[Collected data entries]
========================================

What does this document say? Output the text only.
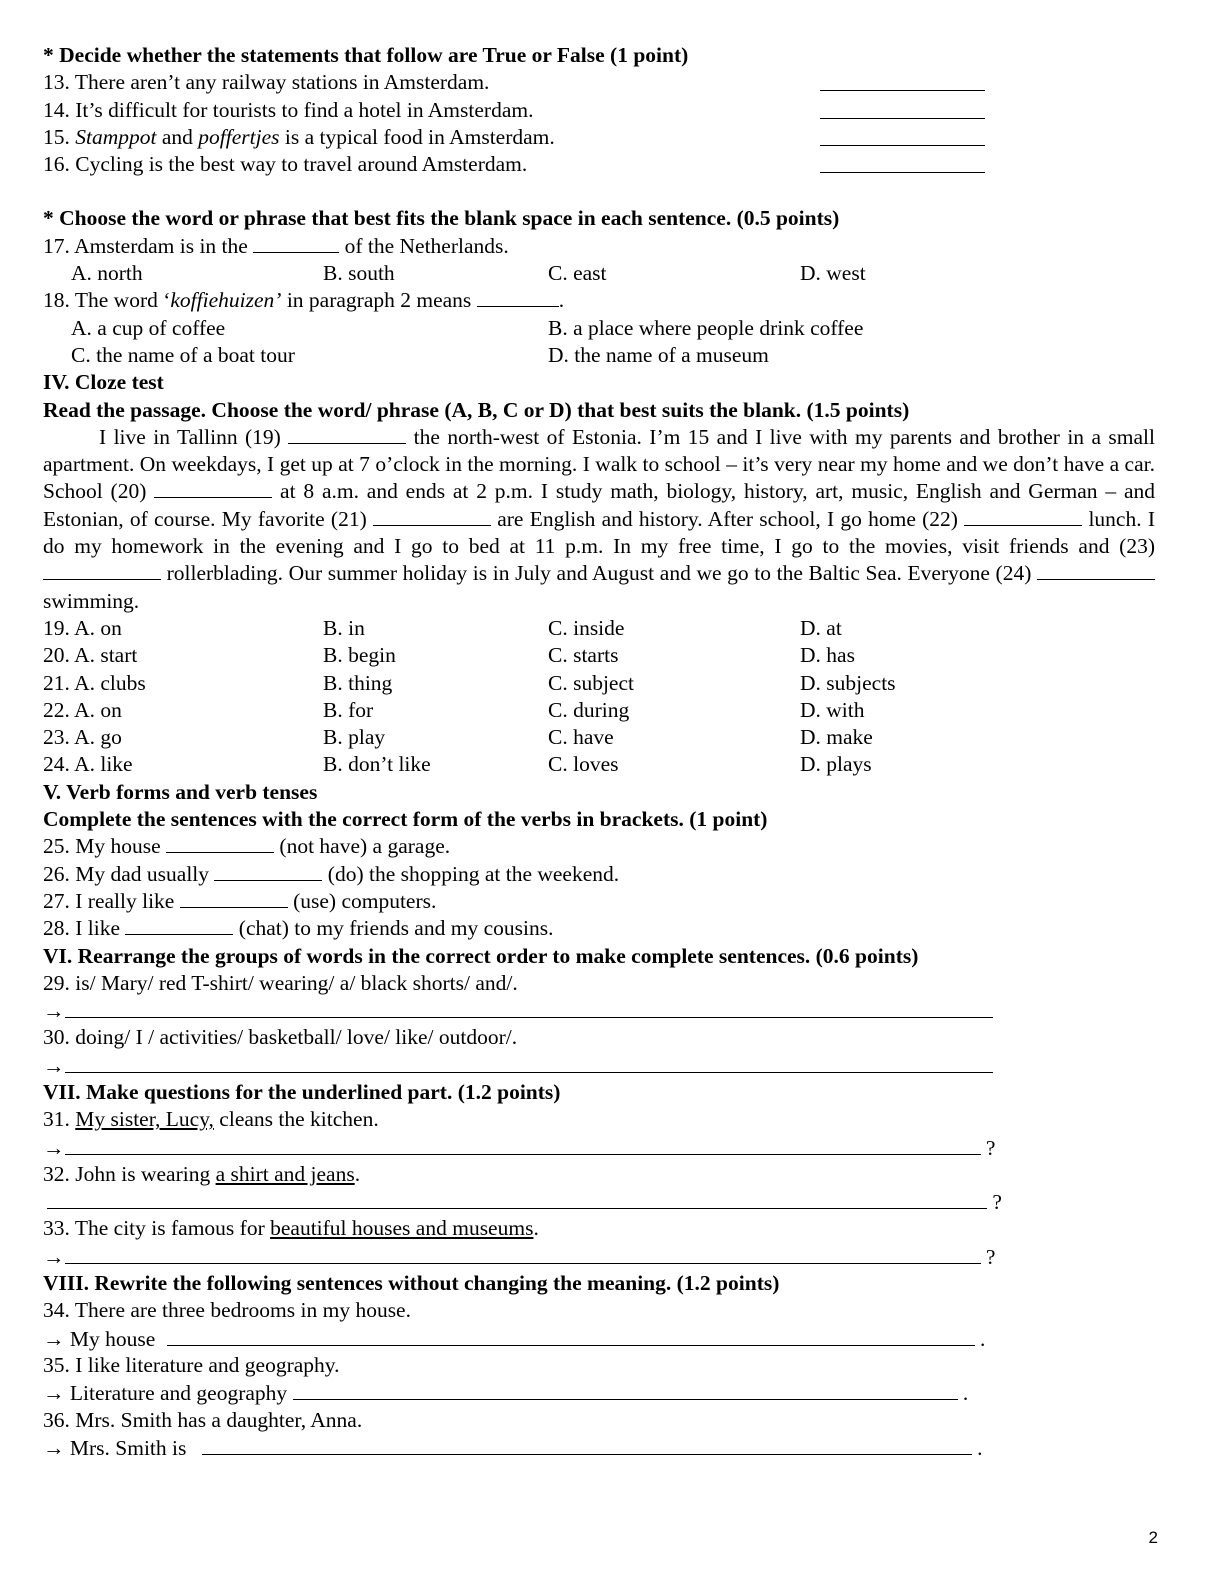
* Decide whether the statements that follow are True or False (1 point)
13. There aren’t any railway stations in Amsterdam.
14. It’s difficult for tourists to find a hotel in Amsterdam.
15. Stamppot and poffertjes is a typical food in Amsterdam.
16. Cycling is the best way to travel around Amsterdam.
* Choose the word or phrase that best fits the blank space in each sentence. (0.5 points)
17. Amsterdam is in the	of the Netherlands.
A. north	B. south	C. east	D. west
18. The word ‘koffiehuizen’ in paragraph 2 means	.
A. a cup of coffee	B. a place where people drink coffee
C. the name of a boat tour	D. the name of a museum
IV. Cloze test
Read the passage. Choose the word/ phrase (A, B, C or D) that best suits the blank. (1.5 points)
I live in Tallinn (19)	the north-west of Estonia. I’m 15 and I live with my parents and brother in a small apartment. On weekdays, I get up at 7 o’clock in the morning. I walk to school – it’s very near my home and we don’t have a car. School (20)	at 8 a.m. and ends at 2 p.m. I study math, biology, history, art, music, English and German – and Estonian, of course. My favorite (21)	are English and history. After school, I go home (22)	lunch. I do my homework in the evening and I go to bed at 11 p.m. In my free time, I go to the movies, visit friends and (23)  rollerblading. Our summer holiday is in July and August and we go to the Baltic Sea. Everyone (24)  swimming.
19. A. on	B. in	C. inside	D. at
20. A. start	B. begin	C. starts	D. has
21. A. clubs	B. thing	C. subject	D. subjects
22. A. on	B. for	C. during	D. with
23. A. go	B. play	C. have	D. make
24. A. like	B. don’t like	C. loves	D. plays
V. Verb forms and verb tenses
Complete the sentences with the correct form of the verbs in brackets. (1 point)
25. My house	(not have) a garage.
26. My dad usually	(do) the shopping at the weekend.
27. I really like	(use) computers.
28. I like	(chat) to my friends and my cousins.
VI. Rearrange the groups of words in the correct order to make complete sentences. (0.6 points)
29. is/ Mary/ red T-shirt/ wearing/ a/ black shorts/ and/.
→
30. doing/ I / activities/ basketball/ love/ like/ outdoor/.
→
VII. Make questions for the underlined part. (1.2 points)
31. My sister, Lucy, cleans the kitchen.
→	?
32. John is wearing a shirt and jeans.
?
33. The city is famous for beautiful houses and museums.
→	?
VIII. Rewrite the following sentences without changing the meaning. (1.2 points)
34. There are three bedrooms in my house.
→ My house	.
35. I like literature and geography.
→ Literature and geography	.
36. Mrs. Smith has a daughter, Anna.
→ Mrs. Smith is	.
2
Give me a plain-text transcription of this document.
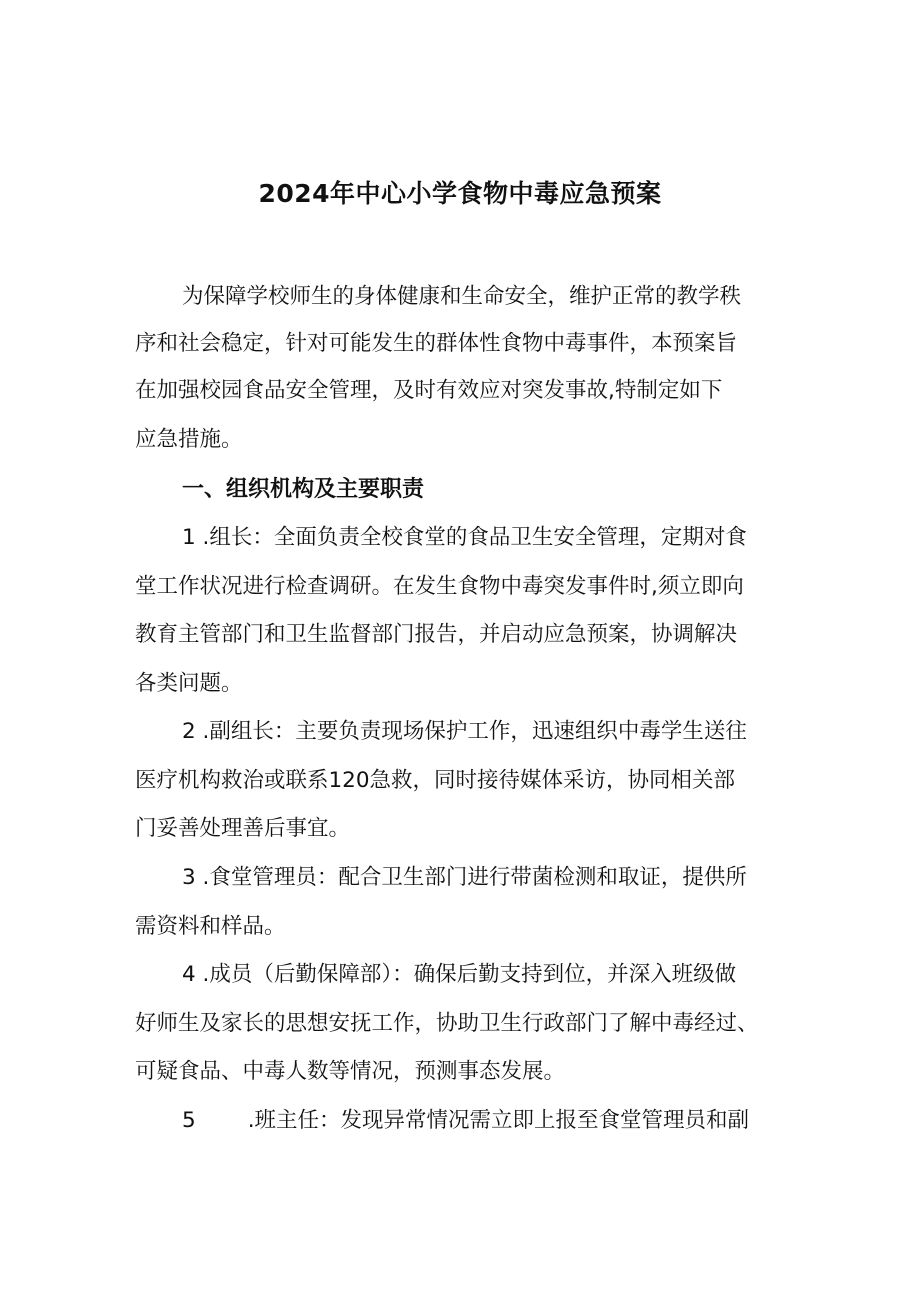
2024年中心小学食物中毒应急预案
为保障学校师生的身体健康和生命安全，维护正常的教学秩
序和社会稳定，针对可能发生的群体性食物中毒事件，本预案旨
在加强校园食品安全管理，及时有效应对突发事故,特制定如下
应急措施。
一、组织机构及主要职责
1 .组长：全面负责全校食堂的食品卫生安全管理，定期对食
堂工作状况进行检查调研。在发生食物中毒突发事件时,须立即向
教育主管部门和卫生监督部门报告，并启动应急预案，协调解决
各类问题。
2 .副组长：主要负责现场保护工作，迅速组织中毒学生送往
医疗机构救治或联系120急救，同时接待媒体采访，协同相关部
门妥善处理善后事宜。
3 .食堂管理员：配合卫生部门进行带菌检测和取证，提供所
需资料和样品。
4 .成员（后勤保障部）：确保后勤支持到位，并深入班级做
好师生及家长的思想安抚工作，协助卫生行政部门了解中毒经过、
可疑食品、中毒人数等情况，预测事态发展。
5 .班主任：发现异常情况需立即上报至食堂管理员和副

========================================

Copy all lines from the material that hold "phrase".

FULL ANSWER >>
* Choose the word or phrase that best fits the blank space in each sentence. (0.5 points)
Read the passage. Choose the word/ phrase (A, B, C or D) that best suits the blank. (1.5 points)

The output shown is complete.